**STATED TASK:** Go through the records below line by line, counting those that contain the word "link"; answer with the count only.
::::::
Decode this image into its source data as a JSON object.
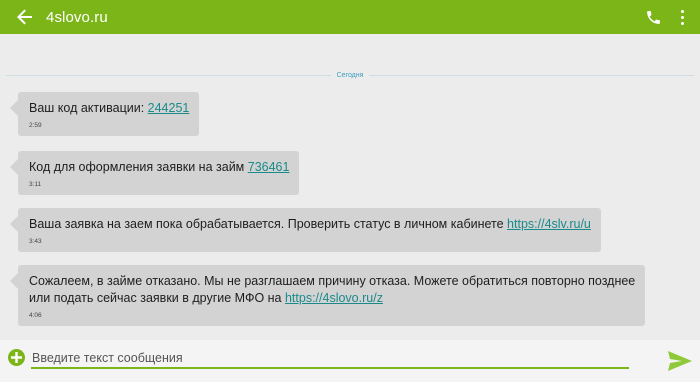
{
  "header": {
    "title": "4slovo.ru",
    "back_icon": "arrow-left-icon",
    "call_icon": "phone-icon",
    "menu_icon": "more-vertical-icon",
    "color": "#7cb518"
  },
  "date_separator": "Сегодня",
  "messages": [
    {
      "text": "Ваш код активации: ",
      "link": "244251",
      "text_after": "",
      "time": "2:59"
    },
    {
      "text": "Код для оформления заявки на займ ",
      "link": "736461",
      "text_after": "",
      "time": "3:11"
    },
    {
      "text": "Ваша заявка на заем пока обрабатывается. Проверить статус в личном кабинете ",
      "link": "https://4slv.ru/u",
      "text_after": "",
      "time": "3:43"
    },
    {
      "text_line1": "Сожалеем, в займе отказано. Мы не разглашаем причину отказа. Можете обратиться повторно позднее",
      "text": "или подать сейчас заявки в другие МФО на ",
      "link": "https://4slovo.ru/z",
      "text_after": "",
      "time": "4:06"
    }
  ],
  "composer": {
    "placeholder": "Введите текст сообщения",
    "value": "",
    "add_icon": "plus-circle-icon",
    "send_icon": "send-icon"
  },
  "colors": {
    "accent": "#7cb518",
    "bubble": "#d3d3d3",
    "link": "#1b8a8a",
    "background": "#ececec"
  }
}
::::::
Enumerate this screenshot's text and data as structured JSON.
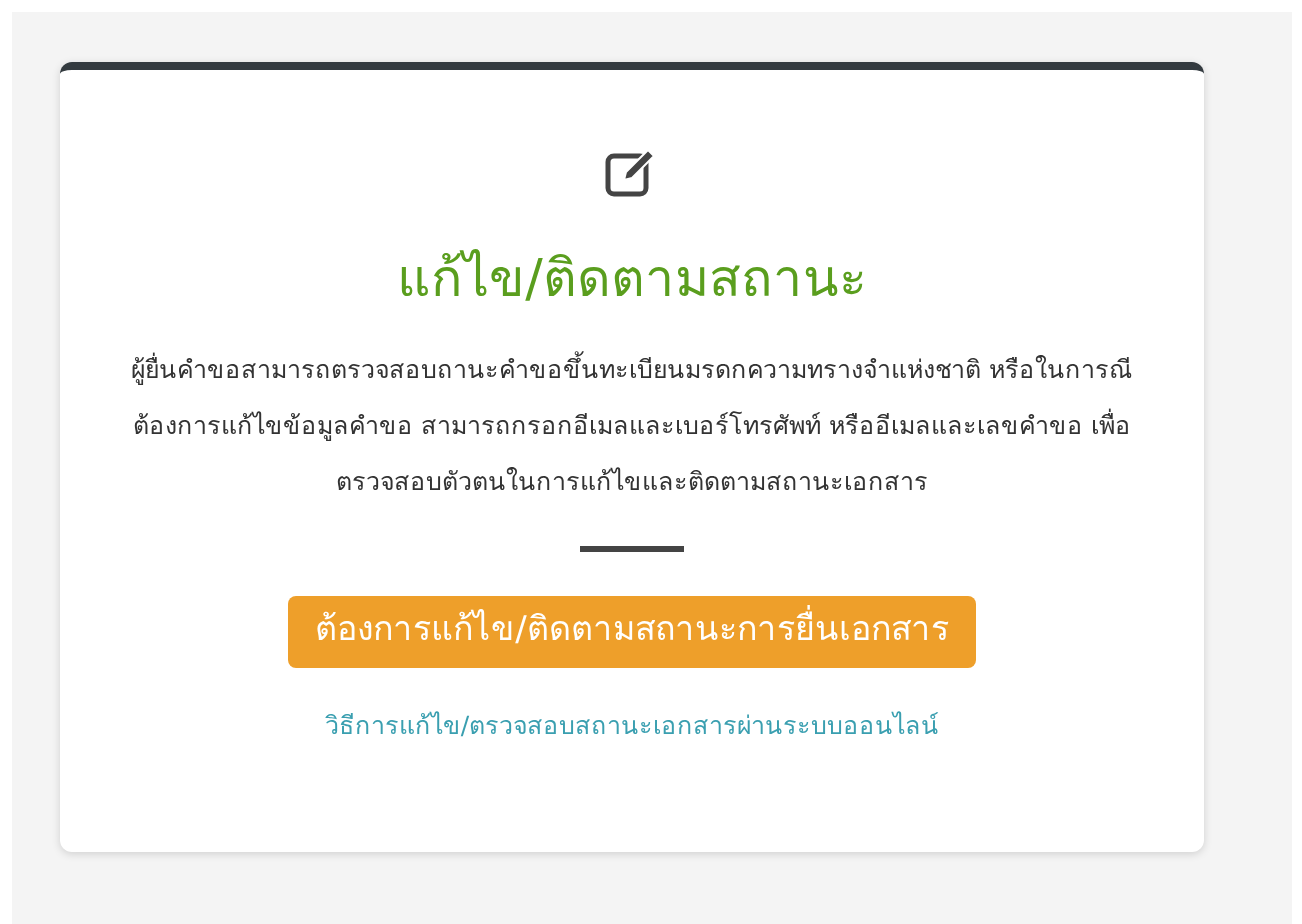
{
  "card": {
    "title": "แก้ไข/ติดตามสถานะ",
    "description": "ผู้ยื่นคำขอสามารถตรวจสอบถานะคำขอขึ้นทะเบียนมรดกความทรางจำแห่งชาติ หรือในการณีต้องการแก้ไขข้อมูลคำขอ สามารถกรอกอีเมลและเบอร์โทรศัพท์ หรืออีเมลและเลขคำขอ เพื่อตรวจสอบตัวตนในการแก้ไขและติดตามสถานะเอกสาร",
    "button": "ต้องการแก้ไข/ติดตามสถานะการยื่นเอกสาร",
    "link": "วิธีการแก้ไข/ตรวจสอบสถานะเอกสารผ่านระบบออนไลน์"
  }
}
::::::
**CORRECT OUTPUT:** 6